* Data records *
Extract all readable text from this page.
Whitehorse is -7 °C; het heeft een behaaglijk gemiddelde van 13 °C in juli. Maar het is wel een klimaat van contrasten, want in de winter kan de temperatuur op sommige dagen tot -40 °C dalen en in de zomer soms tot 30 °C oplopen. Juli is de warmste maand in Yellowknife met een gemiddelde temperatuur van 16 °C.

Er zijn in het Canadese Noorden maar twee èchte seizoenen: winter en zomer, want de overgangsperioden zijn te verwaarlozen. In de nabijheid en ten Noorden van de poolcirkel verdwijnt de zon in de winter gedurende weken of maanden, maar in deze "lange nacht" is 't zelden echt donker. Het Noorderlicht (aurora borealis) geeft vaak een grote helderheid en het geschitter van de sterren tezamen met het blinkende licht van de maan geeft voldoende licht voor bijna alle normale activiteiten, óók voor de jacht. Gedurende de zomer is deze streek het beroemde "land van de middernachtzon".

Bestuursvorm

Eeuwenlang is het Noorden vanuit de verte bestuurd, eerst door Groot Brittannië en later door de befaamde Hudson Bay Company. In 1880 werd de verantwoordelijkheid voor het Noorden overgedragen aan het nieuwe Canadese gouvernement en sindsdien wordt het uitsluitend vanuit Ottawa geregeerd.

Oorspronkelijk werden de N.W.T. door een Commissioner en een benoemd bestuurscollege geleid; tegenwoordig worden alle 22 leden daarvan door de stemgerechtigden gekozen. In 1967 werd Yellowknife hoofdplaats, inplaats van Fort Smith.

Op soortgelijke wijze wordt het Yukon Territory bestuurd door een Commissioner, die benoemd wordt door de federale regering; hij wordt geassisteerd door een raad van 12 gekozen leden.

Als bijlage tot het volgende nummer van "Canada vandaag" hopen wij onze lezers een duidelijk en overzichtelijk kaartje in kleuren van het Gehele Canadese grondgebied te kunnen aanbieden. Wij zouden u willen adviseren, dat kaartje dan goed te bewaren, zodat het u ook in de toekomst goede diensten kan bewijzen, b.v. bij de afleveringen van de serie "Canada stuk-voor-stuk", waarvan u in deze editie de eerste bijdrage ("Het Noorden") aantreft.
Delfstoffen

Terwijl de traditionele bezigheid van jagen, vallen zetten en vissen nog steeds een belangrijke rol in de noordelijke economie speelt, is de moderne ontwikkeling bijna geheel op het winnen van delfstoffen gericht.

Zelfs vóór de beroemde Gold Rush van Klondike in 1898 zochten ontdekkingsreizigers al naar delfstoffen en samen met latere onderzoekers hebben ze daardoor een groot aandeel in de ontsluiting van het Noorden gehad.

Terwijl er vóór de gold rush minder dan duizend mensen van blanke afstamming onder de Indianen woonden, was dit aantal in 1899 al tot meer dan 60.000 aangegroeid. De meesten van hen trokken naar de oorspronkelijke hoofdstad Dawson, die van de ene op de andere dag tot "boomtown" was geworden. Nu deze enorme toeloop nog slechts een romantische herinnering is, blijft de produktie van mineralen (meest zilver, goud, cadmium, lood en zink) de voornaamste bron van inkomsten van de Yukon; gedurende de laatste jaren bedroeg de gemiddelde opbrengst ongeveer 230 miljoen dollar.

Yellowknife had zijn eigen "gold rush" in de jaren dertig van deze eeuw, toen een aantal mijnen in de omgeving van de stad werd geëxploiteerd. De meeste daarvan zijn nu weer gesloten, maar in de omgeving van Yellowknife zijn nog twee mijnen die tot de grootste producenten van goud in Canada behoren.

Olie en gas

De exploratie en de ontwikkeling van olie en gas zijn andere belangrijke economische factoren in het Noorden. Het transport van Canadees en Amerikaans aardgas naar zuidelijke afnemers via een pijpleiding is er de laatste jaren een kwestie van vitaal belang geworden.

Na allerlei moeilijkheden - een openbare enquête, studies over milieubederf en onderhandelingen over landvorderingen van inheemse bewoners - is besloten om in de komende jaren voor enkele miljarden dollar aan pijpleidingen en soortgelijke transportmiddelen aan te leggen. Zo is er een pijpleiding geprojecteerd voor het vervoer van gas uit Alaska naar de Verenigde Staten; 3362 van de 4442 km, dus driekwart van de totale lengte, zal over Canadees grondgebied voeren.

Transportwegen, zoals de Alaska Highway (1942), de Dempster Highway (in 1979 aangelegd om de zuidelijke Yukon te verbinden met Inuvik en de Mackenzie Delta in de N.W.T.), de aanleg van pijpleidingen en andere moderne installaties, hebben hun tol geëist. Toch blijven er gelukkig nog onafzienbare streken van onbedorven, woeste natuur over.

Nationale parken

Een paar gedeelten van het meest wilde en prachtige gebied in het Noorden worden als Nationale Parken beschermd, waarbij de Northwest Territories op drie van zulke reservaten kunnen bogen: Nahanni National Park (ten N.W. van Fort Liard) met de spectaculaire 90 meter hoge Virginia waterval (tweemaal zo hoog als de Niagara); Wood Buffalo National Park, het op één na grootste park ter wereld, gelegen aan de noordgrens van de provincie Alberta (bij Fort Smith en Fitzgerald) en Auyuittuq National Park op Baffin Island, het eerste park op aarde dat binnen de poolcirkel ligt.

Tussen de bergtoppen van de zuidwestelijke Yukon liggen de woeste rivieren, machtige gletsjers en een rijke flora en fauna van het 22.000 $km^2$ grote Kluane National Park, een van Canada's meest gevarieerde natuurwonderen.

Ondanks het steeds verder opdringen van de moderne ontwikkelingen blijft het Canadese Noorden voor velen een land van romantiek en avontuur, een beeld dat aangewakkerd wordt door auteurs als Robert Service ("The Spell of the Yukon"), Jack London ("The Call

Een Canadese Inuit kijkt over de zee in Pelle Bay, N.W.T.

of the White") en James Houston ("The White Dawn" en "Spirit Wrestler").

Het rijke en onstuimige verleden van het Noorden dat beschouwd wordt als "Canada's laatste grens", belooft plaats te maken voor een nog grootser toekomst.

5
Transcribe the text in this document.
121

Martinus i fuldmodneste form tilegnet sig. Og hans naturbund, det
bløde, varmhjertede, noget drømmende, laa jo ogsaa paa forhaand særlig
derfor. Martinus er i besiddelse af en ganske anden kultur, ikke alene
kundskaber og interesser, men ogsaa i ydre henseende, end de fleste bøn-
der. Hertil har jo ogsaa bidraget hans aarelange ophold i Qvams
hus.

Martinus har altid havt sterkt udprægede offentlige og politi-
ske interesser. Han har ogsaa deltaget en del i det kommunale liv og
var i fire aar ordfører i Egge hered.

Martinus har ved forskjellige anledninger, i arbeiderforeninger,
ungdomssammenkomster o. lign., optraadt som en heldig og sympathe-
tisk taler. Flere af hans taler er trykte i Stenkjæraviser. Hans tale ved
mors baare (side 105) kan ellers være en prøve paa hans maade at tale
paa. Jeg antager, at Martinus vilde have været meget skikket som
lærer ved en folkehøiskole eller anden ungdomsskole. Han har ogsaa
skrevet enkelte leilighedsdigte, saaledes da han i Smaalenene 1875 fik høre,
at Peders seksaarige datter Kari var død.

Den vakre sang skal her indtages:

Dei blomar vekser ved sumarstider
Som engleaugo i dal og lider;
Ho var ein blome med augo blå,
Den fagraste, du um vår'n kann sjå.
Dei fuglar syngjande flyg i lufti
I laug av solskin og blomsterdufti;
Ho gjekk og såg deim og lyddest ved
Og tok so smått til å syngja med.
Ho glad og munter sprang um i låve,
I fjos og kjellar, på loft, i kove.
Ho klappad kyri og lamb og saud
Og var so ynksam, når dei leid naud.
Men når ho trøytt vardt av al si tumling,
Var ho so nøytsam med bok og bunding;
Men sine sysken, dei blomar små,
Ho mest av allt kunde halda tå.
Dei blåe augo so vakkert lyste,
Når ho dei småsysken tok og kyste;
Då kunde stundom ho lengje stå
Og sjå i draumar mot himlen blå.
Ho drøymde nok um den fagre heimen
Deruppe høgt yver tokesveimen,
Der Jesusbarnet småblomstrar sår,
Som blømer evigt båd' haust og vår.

* Written instruction *
Gather up every line in the data above that contains the word "this", copying each one.

* The response *
Extract all readable text from this page.
Transcribe the text in this document.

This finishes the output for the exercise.